▶ _TASK INSTRUCTIONS_
Omit the pictures, please, and give each record below again exactly.

[Figure collection entries]
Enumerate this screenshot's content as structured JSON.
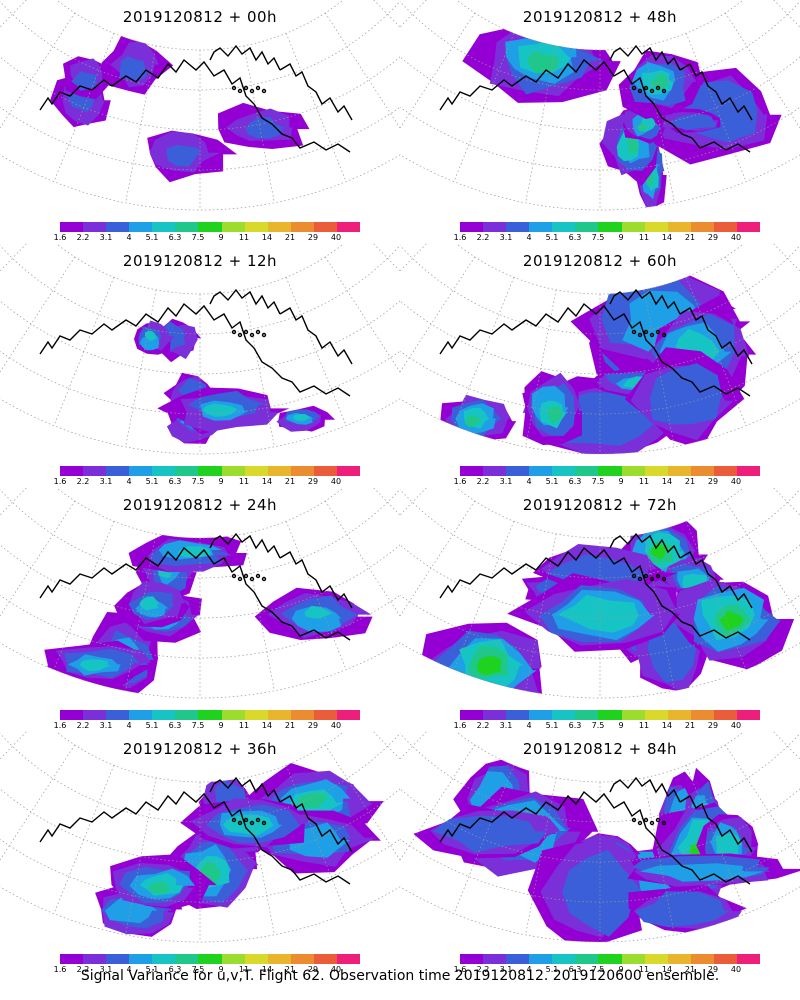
{
  "panels": [
    {
      "title": "2019120812 + 00h",
      "coverage": 0.15,
      "peak": 0.25
    },
    {
      "title": "2019120812 + 48h",
      "coverage": 0.55,
      "peak": 0.55
    },
    {
      "title": "2019120812 + 12h",
      "coverage": 0.28,
      "peak": 0.4
    },
    {
      "title": "2019120812 + 60h",
      "coverage": 0.72,
      "peak": 0.58
    },
    {
      "title": "2019120812 + 24h",
      "coverage": 0.38,
      "peak": 0.45
    },
    {
      "title": "2019120812 + 72h",
      "coverage": 0.82,
      "peak": 0.65
    },
    {
      "title": "2019120812 + 36h",
      "coverage": 0.48,
      "peak": 0.5
    },
    {
      "title": "2019120812 + 84h",
      "coverage": 0.92,
      "peak": 0.72
    }
  ],
  "colorbar": {
    "ticks": [
      "1.6",
      "2.2",
      "3.1",
      "4",
      "5.1",
      "6.3",
      "7.5",
      "9",
      "11",
      "14",
      "21",
      "29",
      "40"
    ],
    "colors": [
      "#9400d3",
      "#7b2fd8",
      "#3a5fd9",
      "#1e9fe6",
      "#17c4c4",
      "#1fc88a",
      "#1ed21e",
      "#9bdc2c",
      "#d9d92b",
      "#e8b52d",
      "#ea8c2f",
      "#ea5c3a",
      "#ee1f7a"
    ]
  },
  "footer": "Signal Variance for u,v,T. Flight 62. Observation time 2019120812. 2019120600 ensemble."
}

▶ _EXERCISE RESPONSE_
Enumerate this screenshot's content as structured JSON.
{
  "panels": [
    {
      "title": "2019120812 + 00h",
      "coverage": 0.15,
      "peak": 0.25
    },
    {
      "title": "2019120812 + 48h",
      "coverage": 0.55,
      "peak": 0.55
    },
    {
      "title": "2019120812 + 12h",
      "coverage": 0.28,
      "peak": 0.4
    },
    {
      "title": "2019120812 + 60h",
      "coverage": 0.72,
      "peak": 0.58
    },
    {
      "title": "2019120812 + 24h",
      "coverage": 0.38,
      "peak": 0.45
    },
    {
      "title": "2019120812 + 72h",
      "coverage": 0.82,
      "peak": 0.65
    },
    {
      "title": "2019120812 + 36h",
      "coverage": 0.48,
      "peak": 0.5
    },
    {
      "title": "2019120812 + 84h",
      "coverage": 0.92,
      "peak": 0.72
    }
  ],
  "colorbar": {
    "ticks": [
      "1.6",
      "2.2",
      "3.1",
      "4",
      "5.1",
      "6.3",
      "7.5",
      "9",
      "11",
      "14",
      "21",
      "29",
      "40"
    ],
    "colors": [
      "#9400d3",
      "#7b2fd8",
      "#3a5fd9",
      "#1e9fe6",
      "#17c4c4",
      "#1fc88a",
      "#1ed21e",
      "#9bdc2c",
      "#d9d92b",
      "#e8b52d",
      "#ea8c2f",
      "#ea5c3a",
      "#ee1f7a"
    ]
  },
  "footer": "Signal Variance for u,v,T. Flight 62. Observation time 2019120812. 2019120600 ensemble."
}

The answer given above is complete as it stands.